### Passage provided
The full version of deep copy, handling all the 3 situations:
  1. Table circular reference
  2. Keys which are also tables
  3. Metatable
The general version:

Lua:
local function deepcopy(o, seen)
  seen = seen or {}
  if o == nil then return nil end
  if seen[o] then return seen[o] end

  local no
  if type(o) == 'table' then
    no = {}
    seen[o] = no

    for k, v in next, o, nil do
      no[deepcopy(k, seen)] = deepcopy(v, seen)
    end
    setmetatable(no, deepcopy(getmetatable(o), seen))
  else -- number, string, boolean, etc
    no = o
  end
  return no
end

Or the table version:

Lua:
function table.deepcopy(o, seen)
  seen = seen or {}
  if o == nil then return nil end
  if seen[o] then return seen[o] end


  local no = {}
  seen[o] = no
  setmetatable(no, deepcopy(getmetatable(o), seen))

  for k, v in next, o, nil do
    k = (type(k) == 'table') and k:deepcopy(seen) or k
    v = (type(v) == 'table') and v:deepcopy(seen) or v
    no[k] = v
  end
  return no
end

Based on the lua-users.org/wiki/CopyTable's and Alan Yates' functions.

### Raw data
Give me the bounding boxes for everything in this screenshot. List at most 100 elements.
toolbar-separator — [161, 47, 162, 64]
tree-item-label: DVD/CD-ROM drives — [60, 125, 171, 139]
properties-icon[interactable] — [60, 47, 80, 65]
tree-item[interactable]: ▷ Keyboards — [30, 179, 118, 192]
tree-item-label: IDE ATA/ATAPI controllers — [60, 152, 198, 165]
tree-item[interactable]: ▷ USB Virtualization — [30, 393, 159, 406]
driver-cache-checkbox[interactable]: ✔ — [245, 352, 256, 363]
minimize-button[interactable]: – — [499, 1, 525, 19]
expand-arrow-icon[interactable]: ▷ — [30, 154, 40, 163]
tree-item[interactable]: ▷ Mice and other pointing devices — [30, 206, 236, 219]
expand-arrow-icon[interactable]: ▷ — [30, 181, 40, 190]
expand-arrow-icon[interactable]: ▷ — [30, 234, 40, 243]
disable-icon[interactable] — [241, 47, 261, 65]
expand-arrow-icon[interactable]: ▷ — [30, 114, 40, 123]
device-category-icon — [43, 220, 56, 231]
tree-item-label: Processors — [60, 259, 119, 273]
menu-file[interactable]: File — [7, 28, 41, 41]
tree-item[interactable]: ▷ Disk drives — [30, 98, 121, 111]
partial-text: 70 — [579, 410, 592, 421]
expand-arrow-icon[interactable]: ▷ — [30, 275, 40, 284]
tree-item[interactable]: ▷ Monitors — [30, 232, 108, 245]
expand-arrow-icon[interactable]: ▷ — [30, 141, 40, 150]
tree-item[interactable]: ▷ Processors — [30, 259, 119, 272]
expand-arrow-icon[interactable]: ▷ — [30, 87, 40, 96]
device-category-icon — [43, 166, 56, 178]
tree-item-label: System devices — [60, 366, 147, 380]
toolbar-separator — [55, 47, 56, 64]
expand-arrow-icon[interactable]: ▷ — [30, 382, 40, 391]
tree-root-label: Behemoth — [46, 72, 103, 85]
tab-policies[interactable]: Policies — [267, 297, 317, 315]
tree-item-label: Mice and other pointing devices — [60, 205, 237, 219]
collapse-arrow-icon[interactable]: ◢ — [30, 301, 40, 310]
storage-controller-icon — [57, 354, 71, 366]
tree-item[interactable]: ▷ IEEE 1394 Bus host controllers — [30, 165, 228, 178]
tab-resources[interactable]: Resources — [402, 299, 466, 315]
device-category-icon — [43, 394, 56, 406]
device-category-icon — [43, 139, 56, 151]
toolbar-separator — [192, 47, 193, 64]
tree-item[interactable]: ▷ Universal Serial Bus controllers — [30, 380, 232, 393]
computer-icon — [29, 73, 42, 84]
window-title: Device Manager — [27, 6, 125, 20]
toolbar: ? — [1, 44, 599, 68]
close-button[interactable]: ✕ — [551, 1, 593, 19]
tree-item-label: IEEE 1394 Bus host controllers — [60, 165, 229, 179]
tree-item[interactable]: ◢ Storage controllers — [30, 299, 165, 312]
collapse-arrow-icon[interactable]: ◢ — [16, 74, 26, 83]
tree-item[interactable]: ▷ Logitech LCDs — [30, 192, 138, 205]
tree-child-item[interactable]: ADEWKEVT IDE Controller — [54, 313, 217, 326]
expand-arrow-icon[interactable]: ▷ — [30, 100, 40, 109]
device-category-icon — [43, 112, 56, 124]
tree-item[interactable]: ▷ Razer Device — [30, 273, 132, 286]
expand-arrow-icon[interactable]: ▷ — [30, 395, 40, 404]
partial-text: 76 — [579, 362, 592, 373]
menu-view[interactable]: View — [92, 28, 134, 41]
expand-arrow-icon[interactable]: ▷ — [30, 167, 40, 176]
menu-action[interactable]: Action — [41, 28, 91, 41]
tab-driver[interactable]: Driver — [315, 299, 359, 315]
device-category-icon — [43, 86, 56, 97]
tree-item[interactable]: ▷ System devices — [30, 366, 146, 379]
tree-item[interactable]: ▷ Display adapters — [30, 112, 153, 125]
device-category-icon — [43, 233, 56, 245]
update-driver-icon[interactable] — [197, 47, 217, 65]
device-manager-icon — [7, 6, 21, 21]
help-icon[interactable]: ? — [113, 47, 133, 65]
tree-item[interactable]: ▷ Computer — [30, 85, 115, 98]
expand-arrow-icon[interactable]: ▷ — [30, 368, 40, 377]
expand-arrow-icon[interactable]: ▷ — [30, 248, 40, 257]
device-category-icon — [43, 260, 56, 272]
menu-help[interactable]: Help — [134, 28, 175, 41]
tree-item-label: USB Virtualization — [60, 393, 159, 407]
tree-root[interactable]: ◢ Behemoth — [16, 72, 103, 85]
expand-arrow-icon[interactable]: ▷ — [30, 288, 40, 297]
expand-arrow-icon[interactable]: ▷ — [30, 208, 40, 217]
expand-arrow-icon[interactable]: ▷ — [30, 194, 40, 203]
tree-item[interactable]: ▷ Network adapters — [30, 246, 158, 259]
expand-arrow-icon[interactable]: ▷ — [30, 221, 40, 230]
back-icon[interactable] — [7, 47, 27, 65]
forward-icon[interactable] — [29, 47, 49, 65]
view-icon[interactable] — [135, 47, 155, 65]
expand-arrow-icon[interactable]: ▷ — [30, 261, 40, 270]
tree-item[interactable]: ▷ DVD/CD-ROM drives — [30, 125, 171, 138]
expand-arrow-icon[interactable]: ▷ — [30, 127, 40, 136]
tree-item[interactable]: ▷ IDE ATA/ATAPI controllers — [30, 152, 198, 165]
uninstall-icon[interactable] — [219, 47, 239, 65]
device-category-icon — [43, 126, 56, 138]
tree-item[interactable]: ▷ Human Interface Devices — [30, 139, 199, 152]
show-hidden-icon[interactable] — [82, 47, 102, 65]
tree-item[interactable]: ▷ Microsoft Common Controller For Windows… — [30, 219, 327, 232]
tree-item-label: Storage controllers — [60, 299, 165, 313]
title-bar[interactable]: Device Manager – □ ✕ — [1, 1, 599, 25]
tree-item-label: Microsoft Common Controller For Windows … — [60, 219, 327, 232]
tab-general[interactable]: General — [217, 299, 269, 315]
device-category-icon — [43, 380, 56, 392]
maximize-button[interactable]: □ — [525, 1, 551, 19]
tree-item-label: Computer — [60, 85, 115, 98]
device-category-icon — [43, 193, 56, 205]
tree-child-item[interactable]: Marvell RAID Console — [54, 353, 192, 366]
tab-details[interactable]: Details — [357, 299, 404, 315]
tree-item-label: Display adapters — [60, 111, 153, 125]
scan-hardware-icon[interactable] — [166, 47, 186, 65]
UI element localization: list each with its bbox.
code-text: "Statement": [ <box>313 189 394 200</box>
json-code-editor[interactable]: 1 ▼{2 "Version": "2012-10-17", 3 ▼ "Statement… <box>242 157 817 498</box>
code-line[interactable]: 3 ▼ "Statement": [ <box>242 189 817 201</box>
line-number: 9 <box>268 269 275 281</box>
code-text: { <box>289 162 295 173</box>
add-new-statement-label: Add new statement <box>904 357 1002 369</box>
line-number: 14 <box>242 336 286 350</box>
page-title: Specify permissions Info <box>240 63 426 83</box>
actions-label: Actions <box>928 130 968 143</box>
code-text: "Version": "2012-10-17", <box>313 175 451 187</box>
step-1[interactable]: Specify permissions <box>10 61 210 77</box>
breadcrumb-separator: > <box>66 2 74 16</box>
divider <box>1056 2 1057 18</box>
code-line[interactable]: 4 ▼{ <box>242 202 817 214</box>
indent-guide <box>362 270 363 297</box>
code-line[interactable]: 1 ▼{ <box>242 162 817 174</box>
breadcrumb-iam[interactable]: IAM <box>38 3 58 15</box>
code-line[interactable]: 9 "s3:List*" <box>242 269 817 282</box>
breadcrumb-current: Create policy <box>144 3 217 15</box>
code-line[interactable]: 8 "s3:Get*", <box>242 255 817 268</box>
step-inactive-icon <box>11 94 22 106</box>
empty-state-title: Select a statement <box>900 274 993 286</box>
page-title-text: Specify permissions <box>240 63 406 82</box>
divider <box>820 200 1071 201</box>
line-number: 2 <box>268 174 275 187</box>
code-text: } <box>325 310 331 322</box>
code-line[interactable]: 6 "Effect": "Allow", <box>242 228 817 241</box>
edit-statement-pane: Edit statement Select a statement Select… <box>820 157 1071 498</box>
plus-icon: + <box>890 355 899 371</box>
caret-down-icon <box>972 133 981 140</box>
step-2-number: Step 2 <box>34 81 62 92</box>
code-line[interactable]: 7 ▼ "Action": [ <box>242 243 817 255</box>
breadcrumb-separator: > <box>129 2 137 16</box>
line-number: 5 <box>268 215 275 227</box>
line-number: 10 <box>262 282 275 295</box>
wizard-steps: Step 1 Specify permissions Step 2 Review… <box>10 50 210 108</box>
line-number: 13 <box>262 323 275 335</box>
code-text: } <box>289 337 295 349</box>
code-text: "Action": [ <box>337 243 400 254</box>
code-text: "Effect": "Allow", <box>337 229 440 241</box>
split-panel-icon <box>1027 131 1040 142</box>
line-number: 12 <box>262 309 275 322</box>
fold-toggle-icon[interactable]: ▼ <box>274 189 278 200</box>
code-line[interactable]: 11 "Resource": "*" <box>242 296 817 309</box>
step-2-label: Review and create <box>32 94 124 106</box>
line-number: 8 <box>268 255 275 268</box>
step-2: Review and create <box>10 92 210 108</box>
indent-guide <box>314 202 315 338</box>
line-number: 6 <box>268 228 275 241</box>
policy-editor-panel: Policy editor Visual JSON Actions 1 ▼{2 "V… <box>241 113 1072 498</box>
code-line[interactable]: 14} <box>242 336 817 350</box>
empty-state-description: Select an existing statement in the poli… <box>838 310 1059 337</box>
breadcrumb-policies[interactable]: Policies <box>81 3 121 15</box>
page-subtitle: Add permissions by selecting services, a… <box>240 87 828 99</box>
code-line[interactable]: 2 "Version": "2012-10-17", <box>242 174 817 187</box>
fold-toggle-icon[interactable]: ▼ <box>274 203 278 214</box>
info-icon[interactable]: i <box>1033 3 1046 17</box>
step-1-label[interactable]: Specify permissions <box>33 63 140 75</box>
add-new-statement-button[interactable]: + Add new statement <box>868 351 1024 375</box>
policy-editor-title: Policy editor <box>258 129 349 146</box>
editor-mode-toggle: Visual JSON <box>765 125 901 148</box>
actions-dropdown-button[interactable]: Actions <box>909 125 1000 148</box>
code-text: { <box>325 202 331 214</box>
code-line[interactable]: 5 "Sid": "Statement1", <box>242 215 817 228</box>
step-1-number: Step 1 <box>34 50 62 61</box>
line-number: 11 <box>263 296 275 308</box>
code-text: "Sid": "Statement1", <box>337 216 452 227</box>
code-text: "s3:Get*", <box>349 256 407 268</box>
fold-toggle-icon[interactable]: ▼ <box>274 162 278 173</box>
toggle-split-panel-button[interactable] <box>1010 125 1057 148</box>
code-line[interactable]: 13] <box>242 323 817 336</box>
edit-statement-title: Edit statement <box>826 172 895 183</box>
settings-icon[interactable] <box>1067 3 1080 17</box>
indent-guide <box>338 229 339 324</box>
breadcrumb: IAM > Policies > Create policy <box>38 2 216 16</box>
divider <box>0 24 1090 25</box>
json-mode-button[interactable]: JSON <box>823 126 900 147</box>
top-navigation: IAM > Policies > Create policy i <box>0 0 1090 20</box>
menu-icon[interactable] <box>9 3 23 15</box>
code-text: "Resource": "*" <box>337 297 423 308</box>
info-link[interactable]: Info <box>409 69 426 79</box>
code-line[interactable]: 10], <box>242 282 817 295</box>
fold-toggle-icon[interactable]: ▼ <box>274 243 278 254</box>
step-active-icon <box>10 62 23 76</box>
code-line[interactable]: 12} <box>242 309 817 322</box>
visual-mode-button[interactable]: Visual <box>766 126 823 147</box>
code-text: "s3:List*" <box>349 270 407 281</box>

### Directions
Repeat the Lua deep copy passage word for word from "The full version" up to and including "function deepcopy(o, seen)". The rows come from a different source than the Lua deep copy passage.

### Finished task
The full version of deep copy, handling all the 3 situations:
  1. Table circular reference
  2. Keys which are also tables
  3. Metatable
The general version:

Lua:
local function deepcopy(o, seen)